Selected excerpt: Begin

Parliament’s esteem has taken a few knocks over the past 18 months. Last week, its reputation sank further, owing to its somnolent response to the #FeesMustFall crisis.
How can it be that this pillar of political relevance, accountability and democracy has only scheduled an “urgent debate” on Tuesday on a crisis that has gripped the nation for two weeks?
The debate will be a farce. Not only will its relevance have been overtaken, but it will take place without Economic Freedom Fighters (EFF) MPs, who were ejected from the National Assembly and suspended for five days after agitating for Parliament to deal with the matter immediately.
Parliament’s stubborn determination to put procedure first matches the slow-footedness of an otherwise competent finance minister, Nhlanhla Nene. Timing is everything in politics. To earn public respect, ministers need to be intuitive and adaptable.
They should at least acknowledge the burning issues and recognise the discontent, even if it falls on an auspicious day in their calendar – set aside for the medium-term budget policy statement – and amid the glare of ruthless international credit ratings agencies.
Yet in spite of the outpouring of anger and frustration on the streets by the youth of this country, it was business as usual at Parliament on Wednesday. Journalists covering Nene’s speech dutifully arrived after sunrise for the “lock-up” to get access to the documents before Nene’s 2pm address. Phones were locked away and all copy was embargoed until the address in the National Assembly began.
In the hefty finance documents, the omission of any solution to the tertiary funding problem was glaring. When hard copies of Nene’s 15-page speech were distributed, just one lame paragraph was devoted to the #FeesMustFall matter. The formalities of the budget lock-up proceeded like clockwork. Street protesters, who are regulars at these occasions, arrived at lunchtime, this year with #FeesMustFall paraphernalia.

Selected excerpt: End
Entries provided: Begin

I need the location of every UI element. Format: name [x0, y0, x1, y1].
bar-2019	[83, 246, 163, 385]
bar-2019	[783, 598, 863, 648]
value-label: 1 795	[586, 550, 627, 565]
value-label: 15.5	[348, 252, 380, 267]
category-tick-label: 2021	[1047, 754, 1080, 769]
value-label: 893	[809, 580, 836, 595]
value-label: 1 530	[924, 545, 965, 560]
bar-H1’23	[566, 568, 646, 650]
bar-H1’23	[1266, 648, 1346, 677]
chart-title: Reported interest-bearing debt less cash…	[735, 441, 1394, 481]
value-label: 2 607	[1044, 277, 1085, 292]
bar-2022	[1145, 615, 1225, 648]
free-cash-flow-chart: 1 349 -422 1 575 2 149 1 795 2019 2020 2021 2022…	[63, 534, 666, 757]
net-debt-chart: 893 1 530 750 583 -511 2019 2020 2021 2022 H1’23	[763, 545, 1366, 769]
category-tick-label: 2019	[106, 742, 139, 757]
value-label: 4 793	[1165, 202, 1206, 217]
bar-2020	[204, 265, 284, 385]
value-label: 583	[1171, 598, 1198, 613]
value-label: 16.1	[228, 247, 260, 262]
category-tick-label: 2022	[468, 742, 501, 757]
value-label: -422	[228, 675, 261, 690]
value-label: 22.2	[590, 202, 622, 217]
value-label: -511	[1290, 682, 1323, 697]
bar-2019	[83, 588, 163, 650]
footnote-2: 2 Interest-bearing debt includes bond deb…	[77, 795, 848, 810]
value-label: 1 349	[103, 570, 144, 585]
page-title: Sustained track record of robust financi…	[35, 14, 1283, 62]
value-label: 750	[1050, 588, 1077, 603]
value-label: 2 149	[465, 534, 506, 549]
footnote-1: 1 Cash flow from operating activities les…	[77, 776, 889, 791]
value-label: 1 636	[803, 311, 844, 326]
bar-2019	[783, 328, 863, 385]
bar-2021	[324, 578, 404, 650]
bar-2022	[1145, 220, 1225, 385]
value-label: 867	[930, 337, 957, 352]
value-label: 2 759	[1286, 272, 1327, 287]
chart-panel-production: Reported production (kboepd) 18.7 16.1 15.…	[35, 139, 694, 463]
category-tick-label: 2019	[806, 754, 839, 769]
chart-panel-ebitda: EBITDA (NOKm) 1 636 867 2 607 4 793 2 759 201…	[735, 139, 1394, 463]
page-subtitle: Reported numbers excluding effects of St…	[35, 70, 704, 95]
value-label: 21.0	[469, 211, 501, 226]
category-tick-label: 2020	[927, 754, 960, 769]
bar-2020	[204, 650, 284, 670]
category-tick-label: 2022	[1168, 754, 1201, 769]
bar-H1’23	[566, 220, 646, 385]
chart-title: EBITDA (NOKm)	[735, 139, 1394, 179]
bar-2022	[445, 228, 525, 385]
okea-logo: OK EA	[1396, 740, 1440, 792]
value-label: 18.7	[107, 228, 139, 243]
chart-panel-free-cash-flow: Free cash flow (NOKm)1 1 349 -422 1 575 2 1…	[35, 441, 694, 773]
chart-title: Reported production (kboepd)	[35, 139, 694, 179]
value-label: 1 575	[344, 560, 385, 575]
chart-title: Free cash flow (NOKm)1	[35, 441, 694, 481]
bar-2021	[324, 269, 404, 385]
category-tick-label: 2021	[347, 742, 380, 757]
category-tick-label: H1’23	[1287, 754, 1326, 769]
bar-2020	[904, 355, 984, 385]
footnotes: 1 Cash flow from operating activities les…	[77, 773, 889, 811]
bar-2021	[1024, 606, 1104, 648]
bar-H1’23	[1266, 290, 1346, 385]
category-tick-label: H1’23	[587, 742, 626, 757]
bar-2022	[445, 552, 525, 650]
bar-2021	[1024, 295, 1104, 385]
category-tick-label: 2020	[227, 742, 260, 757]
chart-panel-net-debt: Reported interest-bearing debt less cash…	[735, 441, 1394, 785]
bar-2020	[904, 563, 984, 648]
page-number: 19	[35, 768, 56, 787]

Entries provided: End

_What to do_.
1. From the #FeesMustFall editorial, extract the passage starting with "Parliament’s esteem has" and going on through "for two weeks?".
2. In the #FeesMustFall editorial, how long were the Economic Freedom Fighters MPs suspended after being ejected from the National Assembly?
3. Carry on the #FeesMustFall editorial from the point where the text ends.

_List of answers_.
1.
Parliament’s esteem has taken a few knocks over the past 18 months. Last week, its reputation sank further, owing to its somnolent response to the #FeesMustFall crisis.
How can it be that this pillar of political relevance, accountability and democracy has only scheduled an “urgent debate” on Tuesday on a crisis that has gripped the nation for two weeks?

2. Five days.

3.
Presiding officer Thoko Didiza opened the 2pm sitting of the House. She was rudely interrupted by the EFF’s appeal to postpone Nene’s speech so the House could respond to the crisis outside. Other opposition parties joined the ANC in voting against the EFF, which, although opportunistic, was in tune with the mood on the ground.
In what has become routine in the fifth Parliament, journalists anticipated covering the ejection of EFF members by the enthusiastic “white shirts”, the term used to describe parliamentary security. But the real drama erupted outside the House in the parliamentary precinct. Incredibly, Nene rattled through his speech, oblivious to the chaos outside. Not even the thunderous boom of stun grenades, which were flung around the Madiba statue, interrupted him.
It didn’t disturb President Jacob Zuma, Higher Education Minister Blade Nzimande or ANC and opposition MPs who remained cocooned in the House.
A missed opportunity, it will be hard to push aside these contrasting images of a parallel universe when MPs take to the podium on Tuesday to tackle the hashtag on everyone’s lips.